** Available records **
= = = = = = =
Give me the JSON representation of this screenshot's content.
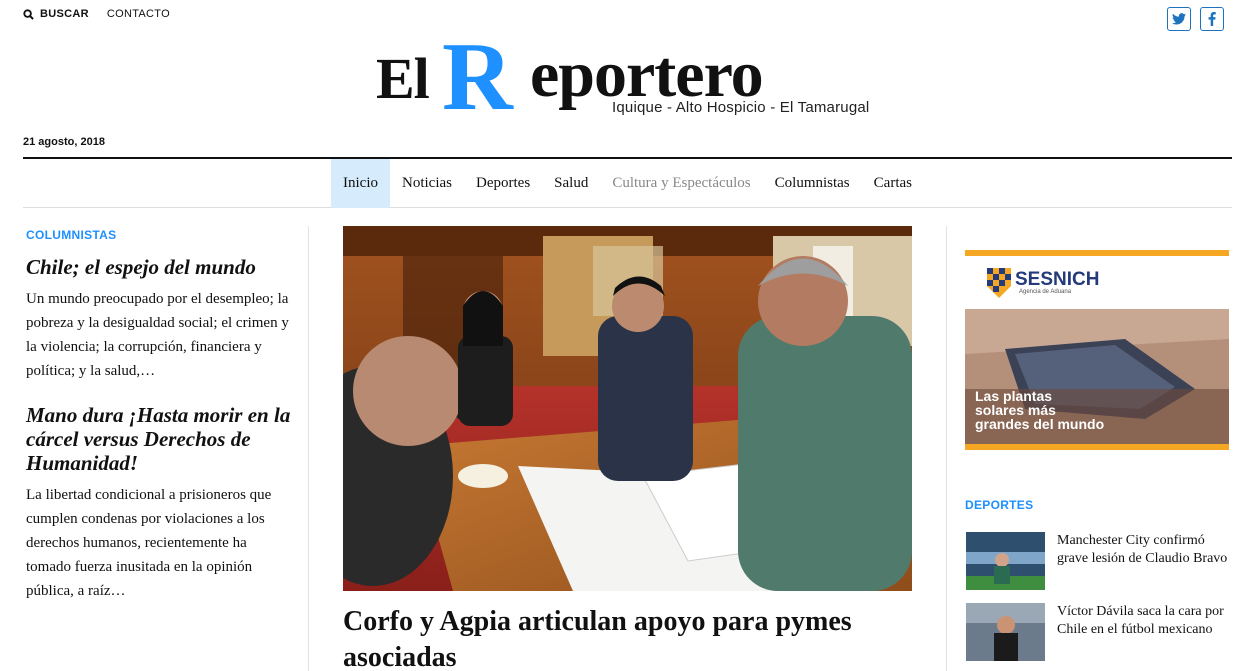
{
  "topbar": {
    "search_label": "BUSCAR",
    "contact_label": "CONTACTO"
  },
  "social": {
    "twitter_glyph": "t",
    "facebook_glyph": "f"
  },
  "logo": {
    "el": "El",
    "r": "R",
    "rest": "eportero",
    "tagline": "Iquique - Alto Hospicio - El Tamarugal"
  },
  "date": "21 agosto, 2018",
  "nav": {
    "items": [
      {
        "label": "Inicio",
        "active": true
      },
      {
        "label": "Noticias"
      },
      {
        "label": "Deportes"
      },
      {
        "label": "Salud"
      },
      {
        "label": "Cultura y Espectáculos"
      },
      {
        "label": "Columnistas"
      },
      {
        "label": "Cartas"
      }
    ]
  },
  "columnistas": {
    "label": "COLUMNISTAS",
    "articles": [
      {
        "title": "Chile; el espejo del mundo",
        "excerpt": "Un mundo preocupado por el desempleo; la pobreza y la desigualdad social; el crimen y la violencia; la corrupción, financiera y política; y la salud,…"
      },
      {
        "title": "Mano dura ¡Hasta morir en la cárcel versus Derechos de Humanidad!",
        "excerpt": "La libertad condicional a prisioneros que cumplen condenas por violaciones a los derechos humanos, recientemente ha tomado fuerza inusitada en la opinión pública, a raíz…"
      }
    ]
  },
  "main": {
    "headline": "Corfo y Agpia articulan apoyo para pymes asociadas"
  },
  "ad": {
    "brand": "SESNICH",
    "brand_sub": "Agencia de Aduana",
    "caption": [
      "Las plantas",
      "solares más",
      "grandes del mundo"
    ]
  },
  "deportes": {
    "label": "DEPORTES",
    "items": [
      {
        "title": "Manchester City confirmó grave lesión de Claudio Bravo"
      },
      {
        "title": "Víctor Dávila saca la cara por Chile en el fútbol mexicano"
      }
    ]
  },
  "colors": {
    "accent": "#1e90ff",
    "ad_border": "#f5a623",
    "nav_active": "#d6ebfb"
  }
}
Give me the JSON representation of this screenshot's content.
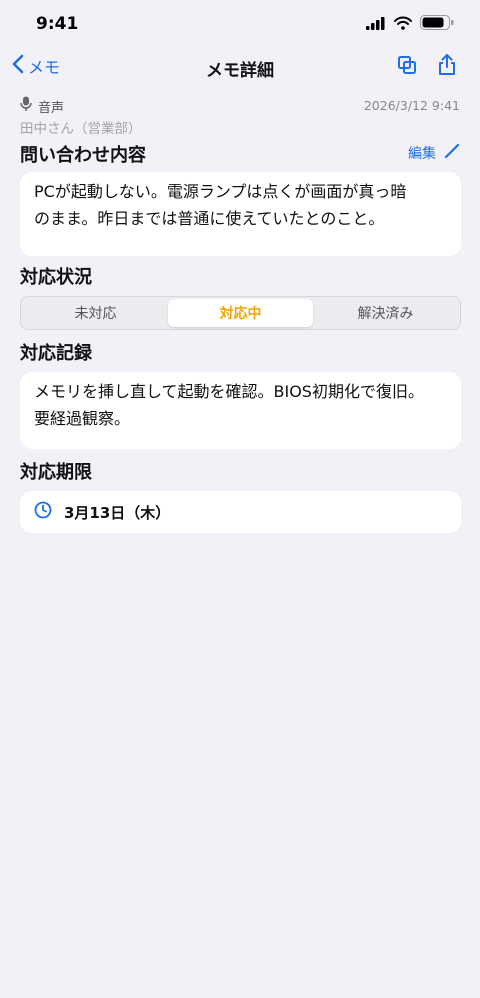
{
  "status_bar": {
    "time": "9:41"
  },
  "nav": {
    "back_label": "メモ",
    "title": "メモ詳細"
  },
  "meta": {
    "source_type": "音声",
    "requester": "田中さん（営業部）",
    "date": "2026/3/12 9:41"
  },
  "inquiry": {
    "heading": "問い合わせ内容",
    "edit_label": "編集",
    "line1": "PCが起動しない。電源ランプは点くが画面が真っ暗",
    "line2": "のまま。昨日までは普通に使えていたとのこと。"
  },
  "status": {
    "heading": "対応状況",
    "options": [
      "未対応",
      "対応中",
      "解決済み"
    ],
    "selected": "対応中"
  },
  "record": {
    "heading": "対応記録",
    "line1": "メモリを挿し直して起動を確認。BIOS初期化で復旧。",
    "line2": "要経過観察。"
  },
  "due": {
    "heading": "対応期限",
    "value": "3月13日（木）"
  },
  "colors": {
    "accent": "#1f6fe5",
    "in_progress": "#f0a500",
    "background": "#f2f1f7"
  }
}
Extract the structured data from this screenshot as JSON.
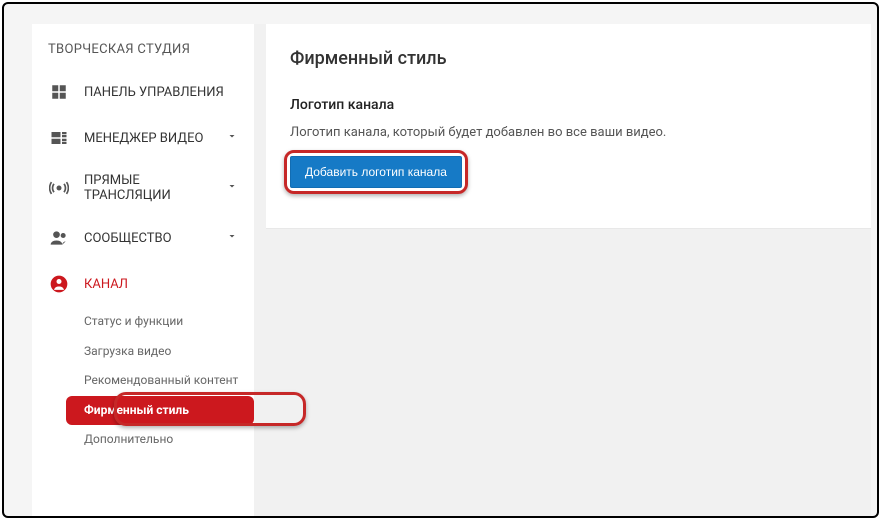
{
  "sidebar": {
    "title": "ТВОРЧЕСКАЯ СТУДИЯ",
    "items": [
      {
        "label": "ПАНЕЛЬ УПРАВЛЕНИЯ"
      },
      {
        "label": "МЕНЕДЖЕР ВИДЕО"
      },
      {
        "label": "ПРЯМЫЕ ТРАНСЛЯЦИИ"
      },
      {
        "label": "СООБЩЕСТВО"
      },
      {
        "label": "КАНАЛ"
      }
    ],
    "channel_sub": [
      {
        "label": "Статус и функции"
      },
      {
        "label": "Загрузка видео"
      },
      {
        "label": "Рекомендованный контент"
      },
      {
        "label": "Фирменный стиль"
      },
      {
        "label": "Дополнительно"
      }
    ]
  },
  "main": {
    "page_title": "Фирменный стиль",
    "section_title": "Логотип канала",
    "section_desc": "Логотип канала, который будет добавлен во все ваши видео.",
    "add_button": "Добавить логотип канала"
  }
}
= = = = = = =
** Work to do **
Copy out all the data without changing anything, and drop the pictures.

** Response to the task **
Give me the JSON representation of this screenshot's content.
{
  "topbar": {
    "search_label": "BUSCAR",
    "contact_label": "CONTACTO"
  },
  "social": {
    "twitter_glyph": "t",
    "facebook_glyph": "f"
  },
  "logo": {
    "el": "El",
    "r": "R",
    "rest": "eportero",
    "tagline": "Iquique - Alto Hospicio - El Tamarugal"
  },
  "date": "21 agosto, 2018",
  "nav": {
    "items": [
      {
        "label": "Inicio",
        "active": true
      },
      {
        "label": "Noticias"
      },
      {
        "label": "Deportes"
      },
      {
        "label": "Salud"
      },
      {
        "label": "Cultura y Espectáculos"
      },
      {
        "label": "Columnistas"
      },
      {
        "label": "Cartas"
      }
    ]
  },
  "columnistas": {
    "label": "COLUMNISTAS",
    "articles": [
      {
        "title": "Chile; el espejo del mundo",
        "excerpt": "Un mundo preocupado por el desempleo; la pobreza y la desigualdad social; el crimen y la violencia; la corrupción, financiera y política; y la salud,…"
      },
      {
        "title": "Mano dura ¡Hasta morir en la cárcel versus Derechos de Humanidad!",
        "excerpt": "La libertad condicional a prisioneros que cumplen condenas por violaciones a los derechos humanos, recientemente ha tomado fuerza inusitada en la opinión pública, a raíz…"
      }
    ]
  },
  "main": {
    "headline": "Corfo y Agpia articulan apoyo para pymes asociadas"
  },
  "ad": {
    "brand": "SESNICH",
    "brand_sub": "Agencia de Aduana",
    "caption": [
      "Las plantas",
      "solares más",
      "grandes del mundo"
    ]
  },
  "deportes": {
    "label": "DEPORTES",
    "items": [
      {
        "title": "Manchester City confirmó grave lesión de Claudio Bravo"
      },
      {
        "title": "Víctor Dávila saca la cara por Chile en el fútbol mexicano"
      }
    ]
  },
  "colors": {
    "accent": "#1e90ff",
    "ad_border": "#f5a623",
    "nav_active": "#d6ebfb"
  }
}
Give me the JSON representation of this screenshot's content.
{
  "status_bar": {
    "time": "9:41"
  },
  "nav": {
    "back_label": "メモ",
    "title": "メモ詳細"
  },
  "meta": {
    "source_type": "音声",
    "requester": "田中さん（営業部）",
    "date": "2026/3/12 9:41"
  },
  "inquiry": {
    "heading": "問い合わせ内容",
    "edit_label": "編集",
    "line1": "PCが起動しない。電源ランプは点くが画面が真っ暗",
    "line2": "のまま。昨日までは普通に使えていたとのこと。"
  },
  "status": {
    "heading": "対応状況",
    "options": [
      "未対応",
      "対応中",
      "解決済み"
    ],
    "selected": "対応中"
  },
  "record": {
    "heading": "対応記録",
    "line1": "メモリを挿し直して起動を確認。BIOS初期化で復旧。",
    "line2": "要経過観察。"
  },
  "due": {
    "heading": "対応期限",
    "value": "3月13日（木）"
  },
  "colors": {
    "accent": "#1f6fe5",
    "in_progress": "#f0a500",
    "background": "#f2f1f7"
  }
}
Extract the structured data from this screenshot as JSON.
{
  "sidebar": {
    "title": "ТВОРЧЕСКАЯ СТУДИЯ",
    "items": [
      {
        "label": "ПАНЕЛЬ УПРАВЛЕНИЯ"
      },
      {
        "label": "МЕНЕДЖЕР ВИДЕО"
      },
      {
        "label": "ПРЯМЫЕ ТРАНСЛЯЦИИ"
      },
      {
        "label": "СООБЩЕСТВО"
      },
      {
        "label": "КАНАЛ"
      }
    ],
    "channel_sub": [
      {
        "label": "Статус и функции"
      },
      {
        "label": "Загрузка видео"
      },
      {
        "label": "Рекомендованный контент"
      },
      {
        "label": "Фирменный стиль"
      },
      {
        "label": "Дополнительно"
      }
    ]
  },
  "main": {
    "page_title": "Фирменный стиль",
    "section_title": "Логотип канала",
    "section_desc": "Логотип канала, который будет добавлен во все ваши видео.",
    "add_button": "Добавить логотип канала"
  }
}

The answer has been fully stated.